Aim
Identify and copy all lines of the material where the string "及其增速" is found.

══ Material provided ══

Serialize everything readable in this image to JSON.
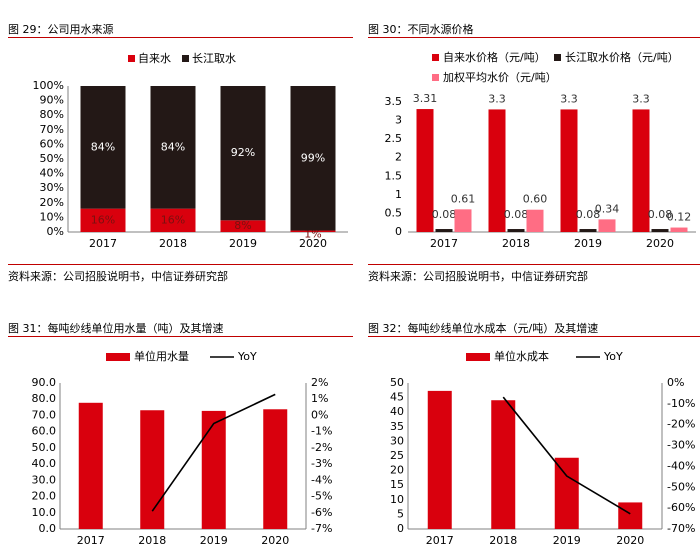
{
  "colors": {
    "red": "#d9000d",
    "black": "#231816",
    "pink": "#ff6d84",
    "line": "#000000",
    "rule": "#c00000"
  },
  "panels": [
    {
      "title": "图 29：公司用水来源",
      "source": "资料来源：公司招股说明书，中信证券研究部"
    },
    {
      "title": "图 30：不同水源价格",
      "source": "资料来源：公司招股说明书，中信证券研究部"
    },
    {
      "title": "图 31：每吨纱线单位用水量（吨）及其增速",
      "source": ""
    },
    {
      "title": "图 32：每吨纱线单位水成本（元/吨）及其增速",
      "source": ""
    }
  ],
  "chart_data": [
    {
      "type": "bar",
      "stacked": true,
      "percent": true,
      "categories": [
        "2017",
        "2018",
        "2019",
        "2020"
      ],
      "series": [
        {
          "name": "自来水",
          "values": [
            16,
            16,
            8,
            1
          ],
          "labels": [
            "16%",
            "16%",
            "8%",
            "1%"
          ],
          "color": "#d9000d"
        },
        {
          "name": "长江取水",
          "values": [
            84,
            84,
            92,
            99
          ],
          "labels": [
            "84%",
            "84%",
            "92%",
            "99%"
          ],
          "color": "#231816"
        }
      ],
      "yticks": [
        "0%",
        "10%",
        "20%",
        "30%",
        "40%",
        "50%",
        "60%",
        "70%",
        "80%",
        "90%",
        "100%"
      ],
      "ylim": [
        0,
        100
      ],
      "legend": "top"
    },
    {
      "type": "bar",
      "categories": [
        "2017",
        "2018",
        "2019",
        "2020"
      ],
      "series": [
        {
          "name": "自来水价格（元/吨）",
          "values": [
            3.31,
            3.3,
            3.3,
            3.3
          ],
          "labels": [
            "3.31",
            "3.3",
            "3.3",
            "3.3"
          ],
          "color": "#d9000d"
        },
        {
          "name": "长江取水价格（元/吨）",
          "values": [
            0.08,
            0.08,
            0.08,
            0.08
          ],
          "labels": [
            "0.08",
            "0.08",
            "0.08",
            "0.08"
          ],
          "color": "#231816"
        },
        {
          "name": "加权平均水价（元/吨）",
          "values": [
            0.61,
            0.6,
            0.34,
            0.12
          ],
          "labels": [
            "0.61",
            "0.60",
            "0.34",
            "0.12"
          ],
          "color": "#ff6d84"
        }
      ],
      "yticks": [
        "0",
        "0.5",
        "1",
        "1.5",
        "2",
        "2.5",
        "3",
        "3.5"
      ],
      "ylim": [
        0,
        3.5
      ],
      "legend": "top"
    },
    {
      "type": "bar",
      "categories": [
        "2017",
        "2018",
        "2019",
        "2020"
      ],
      "series": [
        {
          "name": "单位用水量",
          "values": [
            77.8,
            73.2,
            72.8,
            73.8
          ],
          "color": "#d9000d",
          "axis": "left"
        },
        {
          "name": "YoY",
          "values": [
            null,
            -5.9,
            -0.5,
            1.3
          ],
          "color": "#000000",
          "axis": "right",
          "kind": "line"
        }
      ],
      "yticks": [
        "0.0",
        "10.0",
        "20.0",
        "30.0",
        "40.0",
        "50.0",
        "60.0",
        "70.0",
        "80.0",
        "90.0"
      ],
      "ylim": [
        0,
        90
      ],
      "y2ticks": [
        "-7%",
        "-6%",
        "-5%",
        "-4%",
        "-3%",
        "-2%",
        "-1%",
        "0%",
        "1%",
        "2%"
      ],
      "y2lim": [
        -7,
        2
      ],
      "legend": "top"
    },
    {
      "type": "bar",
      "categories": [
        "2017",
        "2018",
        "2019",
        "2020"
      ],
      "series": [
        {
          "name": "单位水成本",
          "values": [
            47.3,
            44.1,
            24.4,
            9.1
          ],
          "color": "#d9000d",
          "axis": "left"
        },
        {
          "name": "YoY",
          "values": [
            null,
            -6.8,
            -44.6,
            -62.7
          ],
          "color": "#000000",
          "axis": "right",
          "kind": "line"
        }
      ],
      "yticks": [
        "0",
        "5",
        "10",
        "15",
        "20",
        "25",
        "30",
        "35",
        "40",
        "45",
        "50"
      ],
      "ylim": [
        0,
        50
      ],
      "y2ticks": [
        "-70%",
        "-60%",
        "-50%",
        "-40%",
        "-30%",
        "-20%",
        "-10%",
        "0%"
      ],
      "y2lim": [
        -70,
        0
      ],
      "legend": "top"
    }
  ]
}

═══

Exercise result
      "title": "图 31：每吨纱线单位用水量（吨）及其增速",
      "title": "图 32：每吨纱线单位水成本（元/吨）及其增速",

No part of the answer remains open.